== Data for this task ==

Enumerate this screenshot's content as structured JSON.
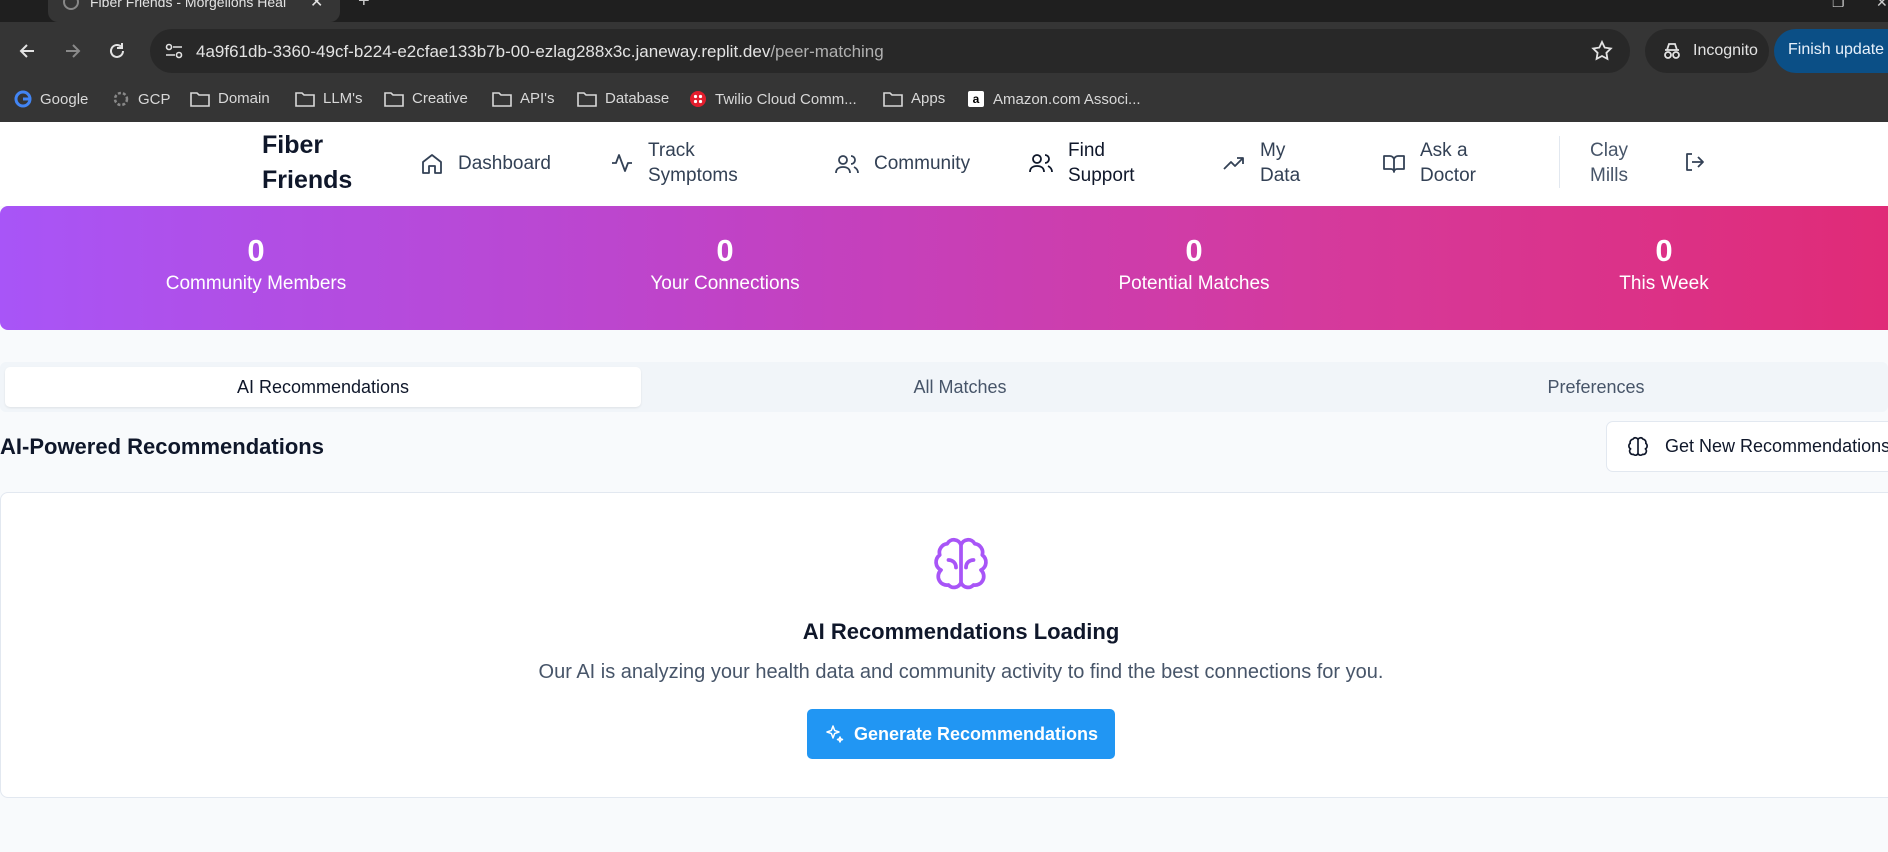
{
  "browser": {
    "tab_title": "Fiber Friends - Morgellons Heal",
    "url_host": "4a9f61db-3360-49cf-b224-e2cfae133b7b-00-ezlag288x3c.janeway.replit.dev",
    "url_path": "/peer-matching",
    "incognito_label": "Incognito",
    "finish_update_label": "Finish update",
    "bookmarks": [
      "Google",
      "GCP",
      "Domain",
      "LLM's",
      "Creative",
      "API's",
      "Database",
      "Twilio Cloud Comm...",
      "Apps",
      "Amazon.com Associ..."
    ]
  },
  "app": {
    "logo_line1": "Fiber",
    "logo_line2": "Friends",
    "nav": [
      {
        "line1": "Dashboard",
        "line2": ""
      },
      {
        "line1": "Track",
        "line2": "Symptoms"
      },
      {
        "line1": "Community",
        "line2": ""
      },
      {
        "line1": "Find",
        "line2": "Support"
      },
      {
        "line1": "My",
        "line2": "Data"
      },
      {
        "line1": "Ask a",
        "line2": "Doctor"
      }
    ],
    "user_line1": "Clay",
    "user_line2": "Mills"
  },
  "stats": [
    {
      "value": "0",
      "label": "Community Members"
    },
    {
      "value": "0",
      "label": "Your Connections"
    },
    {
      "value": "0",
      "label": "Potential Matches"
    },
    {
      "value": "0",
      "label": "This Week"
    }
  ],
  "tabs": [
    "AI Recommendations",
    "All Matches",
    "Preferences"
  ],
  "section": {
    "title": "AI-Powered Recommendations",
    "get_new_label": "Get New Recommendations"
  },
  "card": {
    "title": "AI Recommendations Loading",
    "description": "Our AI is analyzing your health data and community activity to find the best connections for you.",
    "button_label": "Generate Recommendations"
  },
  "colors": {
    "gradient_start": "#a855f7",
    "gradient_end": "#e02b77",
    "primary_button": "#2196f3",
    "brain_icon": "#a855f7"
  }
}
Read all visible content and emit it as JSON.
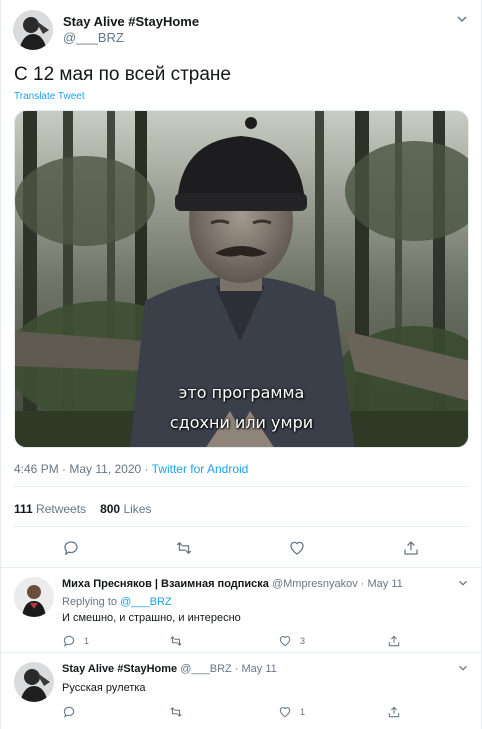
{
  "main_tweet": {
    "author_name": "Stay Alive #StayHome",
    "author_handle": "@___BRZ",
    "text": "С 12 мая по всей стране",
    "translate_label": "Translate Tweet",
    "media_subtitle_line1": "это программа",
    "media_subtitle_line2": "сдохни или умри",
    "time": "4:46 PM · May 11, 2020 · ",
    "source": "Twitter for Android",
    "retweets_count": "111",
    "retweets_label": "Retweets",
    "likes_count": "800",
    "likes_label": "Likes"
  },
  "replies": [
    {
      "author_name": "Миха Пресняков | Взаимная подписка",
      "author_handle": "@Mmpresnyakov · May 11",
      "replying_prefix": "Replying to ",
      "replying_to": "@___BRZ",
      "text": "И смешно, и страшно, и интересно",
      "reply_count": "1",
      "retweet_count": "",
      "like_count": "3"
    },
    {
      "author_name": "Stay Alive #StayHome",
      "author_handle": "@___BRZ · May 11",
      "text": "Русская рулетка",
      "reply_count": "",
      "retweet_count": "",
      "like_count": "1"
    }
  ],
  "icons": {
    "reply": "reply-icon",
    "retweet": "retweet-icon",
    "like": "heart-icon",
    "share": "share-icon",
    "more": "chevron-down-icon"
  },
  "colors": {
    "accent": "#1da1f2",
    "secondary_text": "#657786",
    "divider": "#e6ecf0"
  }
}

===

• **The problem**
Reproduce the full listing above verbatim, with no pictures included.

• **The reply**
Enumerate this screenshot's content as structured JSON.
{
  "browser": {
    "tab_title": "Fiber Friends - Morgellons Heal",
    "url_host": "4a9f61db-3360-49cf-b224-e2cfae133b7b-00-ezlag288x3c.janeway.replit.dev",
    "url_path": "/peer-matching",
    "incognito_label": "Incognito",
    "finish_update_label": "Finish update",
    "bookmarks": [
      "Google",
      "GCP",
      "Domain",
      "LLM's",
      "Creative",
      "API's",
      "Database",
      "Twilio Cloud Comm...",
      "Apps",
      "Amazon.com Associ..."
    ]
  },
  "app": {
    "logo_line1": "Fiber",
    "logo_line2": "Friends",
    "nav": [
      {
        "line1": "Dashboard",
        "line2": ""
      },
      {
        "line1": "Track",
        "line2": "Symptoms"
      },
      {
        "line1": "Community",
        "line2": ""
      },
      {
        "line1": "Find",
        "line2": "Support"
      },
      {
        "line1": "My",
        "line2": "Data"
      },
      {
        "line1": "Ask a",
        "line2": "Doctor"
      }
    ],
    "user_line1": "Clay",
    "user_line2": "Mills"
  },
  "stats": [
    {
      "value": "0",
      "label": "Community Members"
    },
    {
      "value": "0",
      "label": "Your Connections"
    },
    {
      "value": "0",
      "label": "Potential Matches"
    },
    {
      "value": "0",
      "label": "This Week"
    }
  ],
  "tabs": [
    "AI Recommendations",
    "All Matches",
    "Preferences"
  ],
  "section": {
    "title": "AI-Powered Recommendations",
    "get_new_label": "Get New Recommendations"
  },
  "card": {
    "title": "AI Recommendations Loading",
    "description": "Our AI is analyzing your health data and community activity to find the best connections for you.",
    "button_label": "Generate Recommendations"
  },
  "colors": {
    "gradient_start": "#a855f7",
    "gradient_end": "#e02b77",
    "primary_button": "#2196f3",
    "brain_icon": "#a855f7"
  }
}
Read all visible content and emit it as JSON.
{
  "main_tweet": {
    "author_name": "Stay Alive #StayHome",
    "author_handle": "@___BRZ",
    "text": "С 12 мая по всей стране",
    "translate_label": "Translate Tweet",
    "media_subtitle_line1": "это программа",
    "media_subtitle_line2": "сдохни или умри",
    "time": "4:46 PM · May 11, 2020 · ",
    "source": "Twitter for Android",
    "retweets_count": "111",
    "retweets_label": "Retweets",
    "likes_count": "800",
    "likes_label": "Likes"
  },
  "replies": [
    {
      "author_name": "Миха Пресняков | Взаимная подписка",
      "author_handle": "@Mmpresnyakov · May 11",
      "replying_prefix": "Replying to ",
      "replying_to": "@___BRZ",
      "text": "И смешно, и страшно, и интересно",
      "reply_count": "1",
      "retweet_count": "",
      "like_count": "3"
    },
    {
      "author_name": "Stay Alive #StayHome",
      "author_handle": "@___BRZ · May 11",
      "text": "Русская рулетка",
      "reply_count": "",
      "retweet_count": "",
      "like_count": "1"
    }
  ],
  "icons": {
    "reply": "reply-icon",
    "retweet": "retweet-icon",
    "like": "heart-icon",
    "share": "share-icon",
    "more": "chevron-down-icon"
  },
  "colors": {
    "accent": "#1da1f2",
    "secondary_text": "#657786",
    "divider": "#e6ecf0"
  }
}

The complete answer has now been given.